## Task brief
Find all lines below containing the string "lane" and return them.

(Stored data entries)
▬▬▬▬▬▬▬▬▬▬

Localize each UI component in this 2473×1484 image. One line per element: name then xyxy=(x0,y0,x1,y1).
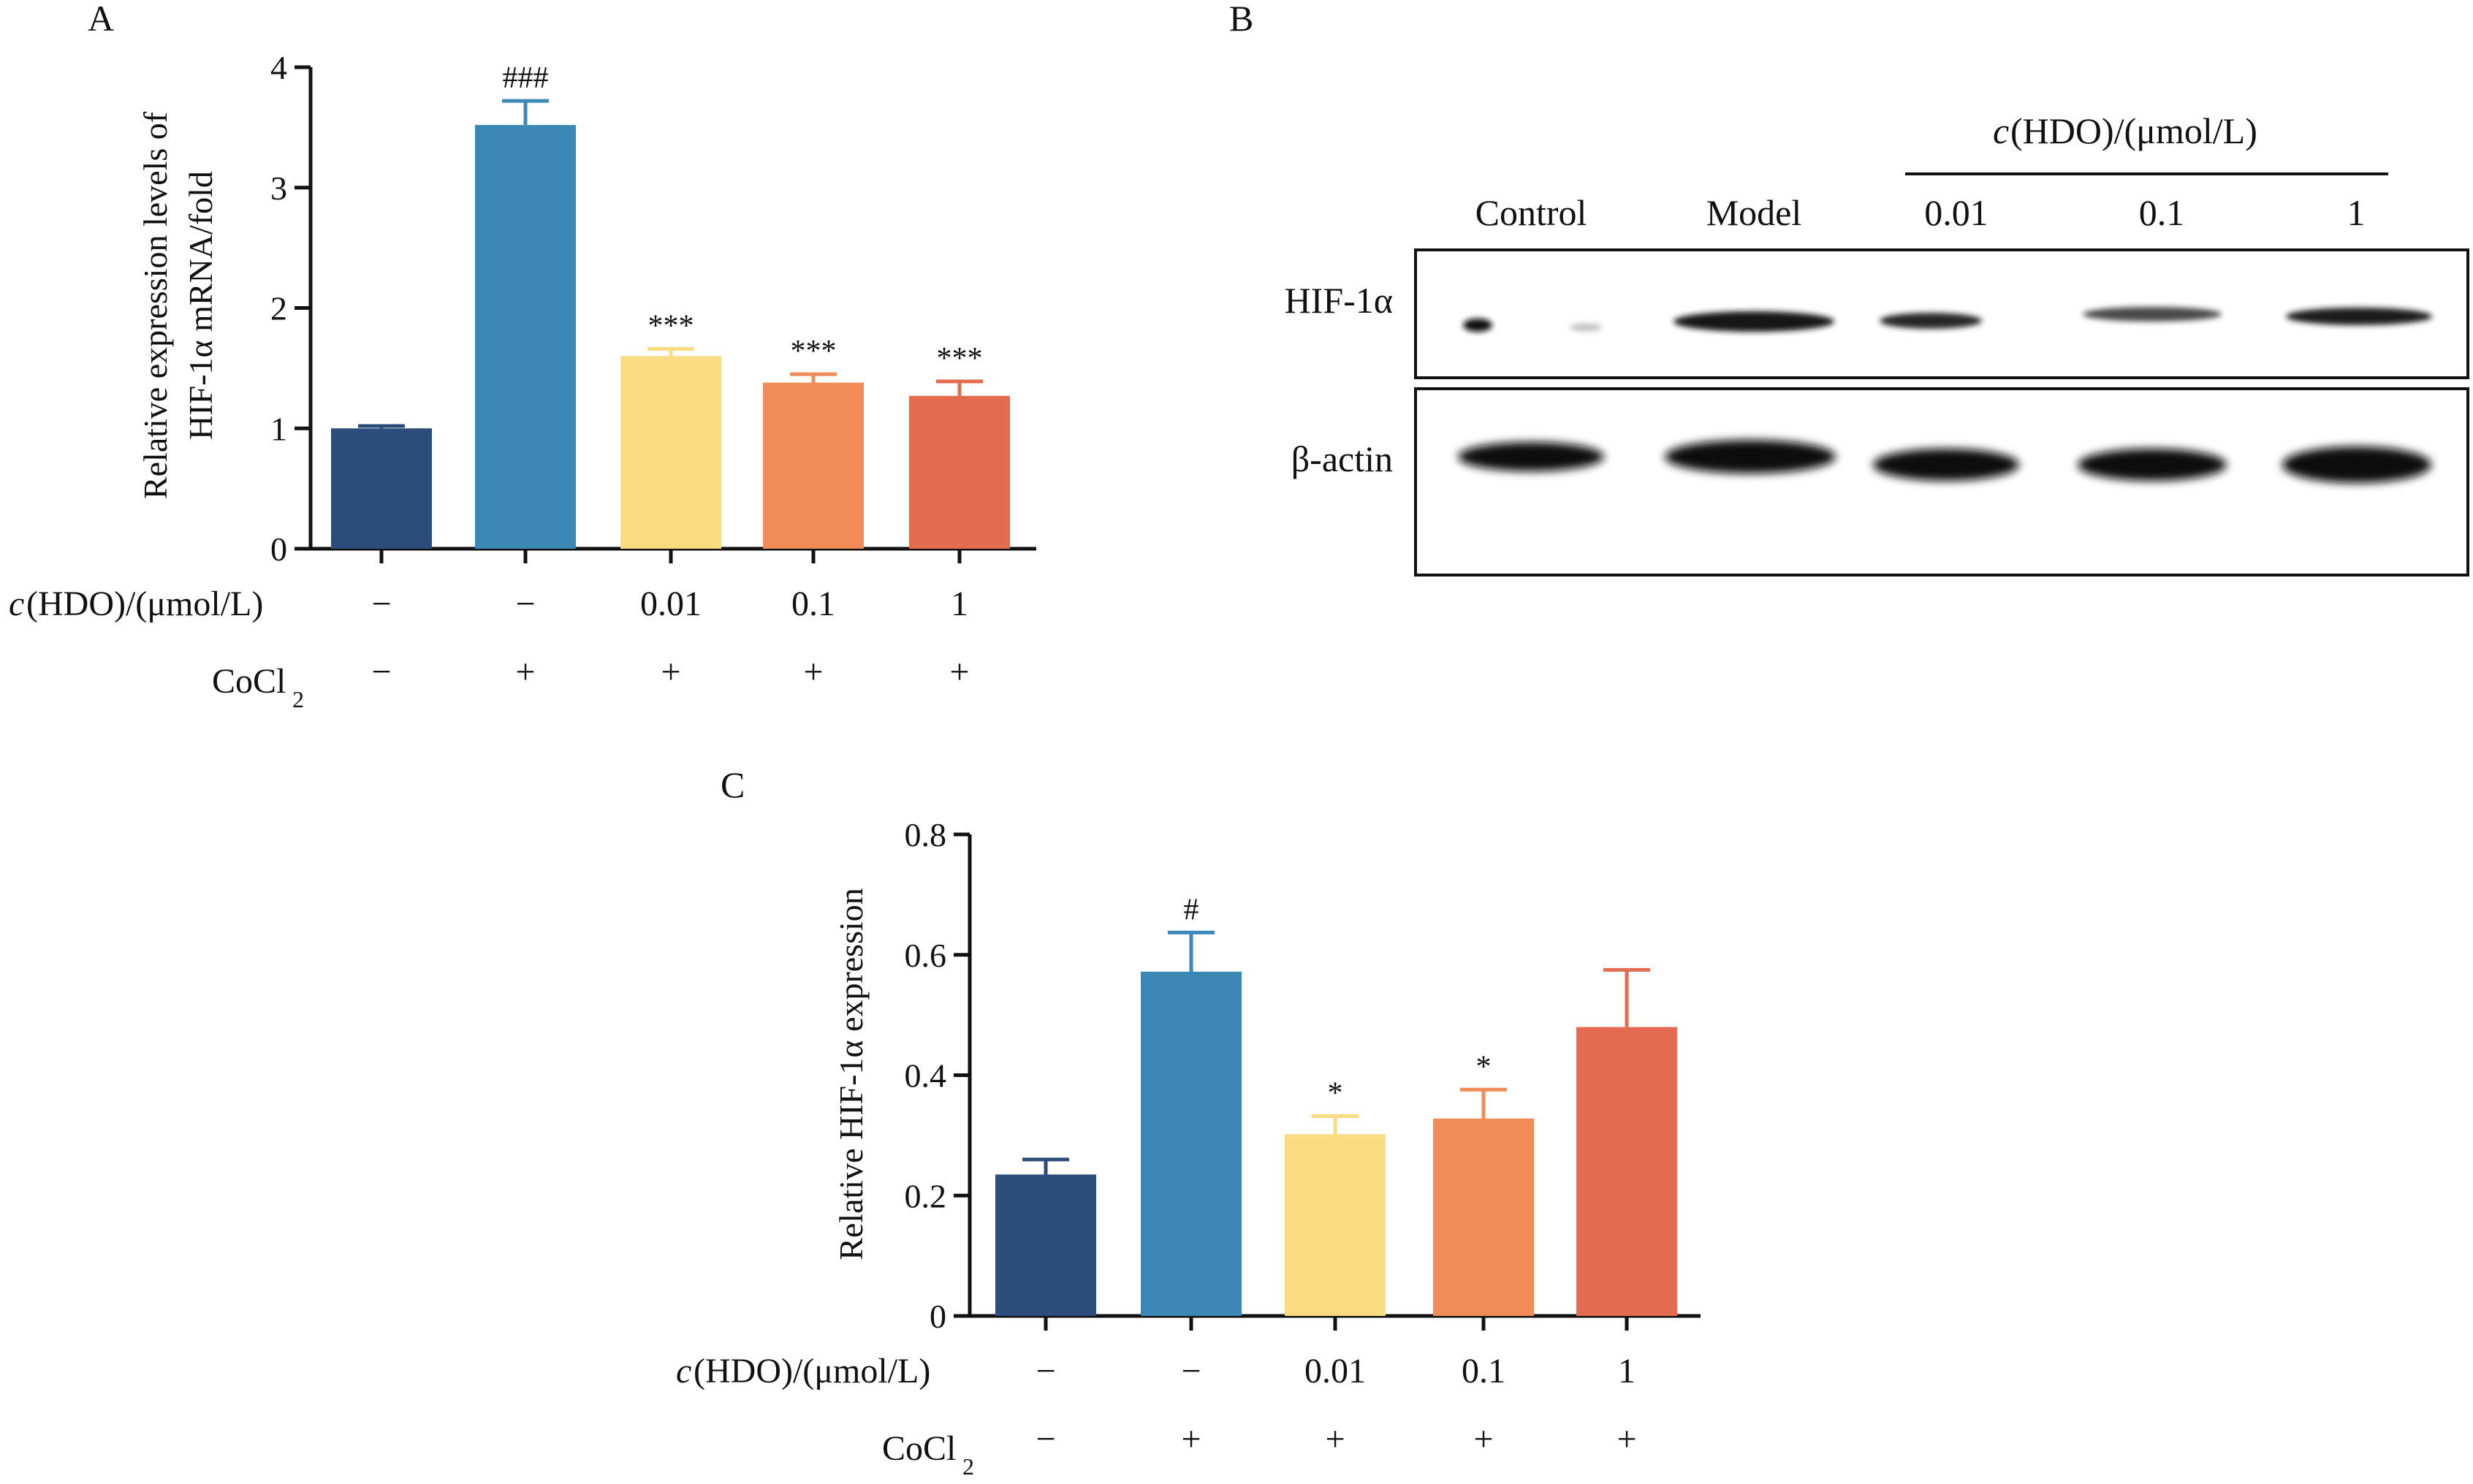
a-hdo-value: 1 xyxy=(951,585,968,623)
hif-band-0.01 xyxy=(1880,313,1982,329)
a-cocl2-value: + xyxy=(803,652,823,691)
a-significance-label: *** xyxy=(937,342,983,376)
a-cocl2-value: + xyxy=(949,652,969,691)
c-significance-label: * xyxy=(1476,1050,1492,1084)
c-hdo-value: − xyxy=(1036,1352,1055,1390)
a-cocl2-value: + xyxy=(661,652,680,691)
actin-band-control xyxy=(1458,442,1604,471)
c-y-tick-label: 0.8 xyxy=(905,816,947,853)
c-bar xyxy=(1285,1134,1386,1316)
panel-a-condition-rows: − − − +0.01 +0.1 +1 + xyxy=(371,585,969,691)
a-bar xyxy=(475,125,576,549)
c-cocl2-value: + xyxy=(1181,1420,1201,1458)
actin-band-0.1 xyxy=(2078,449,2227,481)
a-y-tick-label: 0 xyxy=(270,530,287,568)
actin-band-1 xyxy=(2282,446,2431,483)
c-hdo-value: − xyxy=(1181,1352,1201,1390)
a-significance-label: ### xyxy=(503,61,549,95)
panel-a-label: A xyxy=(88,0,114,39)
blot-row-label-actin: β-actin xyxy=(1291,438,1393,479)
panel-a-chart: A Relative expression levels of HIF-1α m… xyxy=(9,0,1036,712)
c-hdo-value: 0.1 xyxy=(1462,1352,1505,1390)
hif-band-control-faint xyxy=(1570,324,1602,331)
c-cocl2-value: − xyxy=(1036,1420,1055,1458)
panel-a-ylabel-line1: Relative expression levels of xyxy=(137,111,174,499)
a-y-tick-label: 3 xyxy=(270,170,287,207)
c-cocl2-value: + xyxy=(1473,1420,1493,1458)
hif-band-1 xyxy=(2286,308,2432,325)
hif-band-model xyxy=(1674,311,1834,332)
hif-band-control xyxy=(1463,319,1492,332)
a-cocl2-value: + xyxy=(515,652,535,691)
panel-a-ylabel-line2: HIF-1α mRNA/fold xyxy=(182,171,219,440)
hif-band-0.1 xyxy=(2083,307,2222,321)
blot-lane-label: Control xyxy=(1475,192,1587,233)
panel-c-label: C xyxy=(721,764,745,805)
blot-header-label: (HDO)/(μmol/L) xyxy=(2010,110,2257,151)
c-y-tick-label: 0.6 xyxy=(905,937,947,974)
blot-lane-label: 0.1 xyxy=(2139,192,2185,233)
panel-a-cocl2-label: CoCl xyxy=(212,662,286,701)
panel-c-bars: # * * xyxy=(995,893,1677,1316)
panel-b-western-blot: B c (HDO)/(μmol/L) Control Model 0.01 0.1 1 … xyxy=(1229,0,2469,577)
blot-lane-label: 1 xyxy=(2347,192,2366,233)
blot-actin-membrane xyxy=(1414,387,2469,577)
panel-c-hdo-label: (HDO)/(μmol/L) xyxy=(694,1352,930,1390)
panel-c-ylabel: Relative HIF-1α expression xyxy=(832,888,870,1260)
c-significance-label: # xyxy=(1184,893,1199,926)
actin-band-model xyxy=(1665,440,1836,473)
a-hdo-value: 0.01 xyxy=(640,585,702,623)
a-significance-label: *** xyxy=(791,335,837,368)
c-y-tick-label: 0.4 xyxy=(905,1057,947,1095)
c-hdo-value: 1 xyxy=(1618,1352,1636,1390)
a-bar xyxy=(763,382,864,549)
panel-a-hdo-label: (HDO)/(μmol/L) xyxy=(26,585,263,623)
c-significance-label: * xyxy=(1328,1077,1343,1111)
c-hdo-value: 0.01 xyxy=(1304,1352,1366,1390)
panel-c-chart: C Relative HIF-1α expression 0 0.2 0.4 0.6 0… xyxy=(676,764,1701,1480)
panel-b-label: B xyxy=(1229,0,1253,39)
blot-header-prefix: c xyxy=(1993,110,2009,151)
panel-a-hdo-prefix: c xyxy=(9,585,24,623)
a-hdo-value: − xyxy=(371,585,391,623)
c-y-tick-label: 0 xyxy=(930,1298,946,1335)
panel-a-cocl2-subscript: 2 xyxy=(292,686,304,712)
c-cocl2-value: + xyxy=(1325,1420,1345,1458)
blot-actin-bands xyxy=(1458,440,2431,483)
a-bar xyxy=(909,395,1010,549)
a-hdo-value: − xyxy=(515,585,535,623)
c-bar xyxy=(1576,1027,1677,1316)
a-bar xyxy=(331,428,432,549)
a-y-tick-label: 1 xyxy=(270,410,287,447)
blot-lane-labels: Control Model 0.01 0.1 1 xyxy=(1475,192,2366,233)
panel-c-hdo-prefix: c xyxy=(676,1352,691,1390)
blot-lane-label: Model xyxy=(1706,192,1802,233)
panel-c-condition-rows: − − − +0.01 +0.1 +1 + xyxy=(1036,1352,1636,1458)
c-y-tick-label: 0.2 xyxy=(905,1177,947,1214)
c-bar xyxy=(995,1174,1096,1316)
a-hdo-value: 0.1 xyxy=(791,585,835,623)
c-cocl2-value: + xyxy=(1617,1420,1636,1458)
panel-c-cocl2-label: CoCl xyxy=(882,1429,956,1468)
blot-hif-bands xyxy=(1463,307,2432,332)
a-y-tick-label: 2 xyxy=(270,290,287,327)
blot-lane-label: 0.01 xyxy=(1924,192,1988,233)
a-bar xyxy=(620,356,721,549)
panel-a-bars: ### *** *** *** xyxy=(331,61,1010,549)
c-bar xyxy=(1433,1118,1534,1316)
a-cocl2-value: − xyxy=(371,652,391,691)
a-significance-label: *** xyxy=(648,310,694,343)
a-y-tick-label: 4 xyxy=(270,49,287,86)
blot-row-label-hif: HIF-1α xyxy=(1285,280,1393,321)
actin-band-0.01 xyxy=(1873,449,2019,481)
panel-c-cocl2-subscript: 2 xyxy=(962,1453,974,1480)
c-bar xyxy=(1141,971,1242,1316)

▬▬▬▬▬▬▬▬▬▬

## Reply
blot-lane-label: Control xyxy=(1475,192,1587,233)
blot-lane-label: 0.1 xyxy=(2139,192,2185,233)
blot-lane-label: 1 xyxy=(2347,192,2366,233)
blot-lane-labels: Control Model 0.01 0.1 1 xyxy=(1475,192,2366,233)
blot-lane-label: Model xyxy=(1706,192,1802,233)
blot-lane-label: 0.01 xyxy=(1924,192,1988,233)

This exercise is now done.